* EXERCISE REQUIREMENTS
Reproduce the data in its entirety, exactly as supplied.
────────────────
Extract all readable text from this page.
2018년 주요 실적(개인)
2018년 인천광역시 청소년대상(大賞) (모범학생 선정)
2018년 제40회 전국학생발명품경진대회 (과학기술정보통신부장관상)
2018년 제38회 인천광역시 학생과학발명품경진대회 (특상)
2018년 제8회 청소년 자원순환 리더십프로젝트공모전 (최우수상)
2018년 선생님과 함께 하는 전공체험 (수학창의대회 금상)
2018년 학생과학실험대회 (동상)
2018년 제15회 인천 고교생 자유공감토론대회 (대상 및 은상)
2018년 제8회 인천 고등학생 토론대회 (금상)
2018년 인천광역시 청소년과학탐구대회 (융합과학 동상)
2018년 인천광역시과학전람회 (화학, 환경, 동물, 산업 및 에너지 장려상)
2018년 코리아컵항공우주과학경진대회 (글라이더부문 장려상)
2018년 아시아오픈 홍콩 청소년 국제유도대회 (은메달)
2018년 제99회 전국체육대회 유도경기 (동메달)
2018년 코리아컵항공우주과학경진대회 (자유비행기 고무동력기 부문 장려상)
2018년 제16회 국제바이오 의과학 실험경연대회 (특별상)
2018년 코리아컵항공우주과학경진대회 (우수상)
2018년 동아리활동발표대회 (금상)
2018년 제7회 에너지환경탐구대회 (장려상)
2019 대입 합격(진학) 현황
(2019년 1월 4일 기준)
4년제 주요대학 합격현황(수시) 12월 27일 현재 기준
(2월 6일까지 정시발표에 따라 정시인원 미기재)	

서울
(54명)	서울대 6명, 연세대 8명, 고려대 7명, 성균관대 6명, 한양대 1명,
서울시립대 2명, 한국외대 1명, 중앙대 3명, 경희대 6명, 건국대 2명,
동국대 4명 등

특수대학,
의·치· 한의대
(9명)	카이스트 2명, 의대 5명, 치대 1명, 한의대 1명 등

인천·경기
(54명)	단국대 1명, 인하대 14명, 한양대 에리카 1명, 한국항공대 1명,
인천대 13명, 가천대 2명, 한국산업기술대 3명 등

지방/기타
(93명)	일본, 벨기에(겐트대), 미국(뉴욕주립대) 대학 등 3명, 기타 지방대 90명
────────────────
* IN RESPONSE
Extract all readable text from this page.
2018년 주요 실적(개인)
2018년 인천광역시 청소년대상(大賞) (모범학생 선정)
2018년 제40회 전국학생발명품경진대회 (과학기술정보통신부장관상)
2018년 제38회 인천광역시 학생과학발명품경진대회 (특상)
2018년 제8회 청소년 자원순환 리더십프로젝트공모전 (최우수상)
2018년 선생님과 함께 하는 전공체험 (수학창의대회 금상)
2018년 학생과학실험대회 (동상)
2018년 제15회 인천 고교생 자유공감토론대회 (대상 및 은상)
2018년 제8회 인천 고등학생 토론대회 (금상)
2018년 인천광역시 청소년과학탐구대회 (융합과학 동상)
2018년 인천광역시과학전람회 (화학, 환경, 동물, 산업 및 에너지 장려상)
2018년 코리아컵항공우주과학경진대회 (글라이더부문 장려상)
2018년 아시아오픈 홍콩 청소년 국제유도대회 (은메달)
2018년 제99회 전국체육대회 유도경기 (동메달)
2018년 코리아컵항공우주과학경진대회 (자유비행기 고무동력기 부문 장려상)
2018년 제16회 국제바이오 의과학 실험경연대회 (특별상)
2018년 코리아컵항공우주과학경진대회 (우수상)
2018년 동아리활동발표대회 (금상)
2018년 제7회 에너지환경탐구대회 (장려상)
2019 대입 합격(진학) 현황
(2019년 1월 4일 기준)
4년제 주요대학 합격현황(수시) 12월 27일 현재 기준
(2월 6일까지 정시발표에 따라 정시인원 미기재)	

서울
(54명)	서울대 6명, 연세대 8명, 고려대 7명, 성균관대 6명, 한양대 1명,
서울시립대 2명, 한국외대 1명, 중앙대 3명, 경희대 6명, 건국대 2명,
동국대 4명 등

특수대학,
의·치· 한의대
(9명)	카이스트 2명, 의대 5명, 치대 1명, 한의대 1명 등

인천·경기
(54명)	단국대 1명, 인하대 14명, 한양대 에리카 1명, 한국항공대 1명,
인천대 13명, 가천대 2명, 한국산업기술대 3명 등

지방/기타
(93명)	일본, 벨기에(겐트대), 미국(뉴욕주립대) 대학 등 3명, 기타 지방대 90명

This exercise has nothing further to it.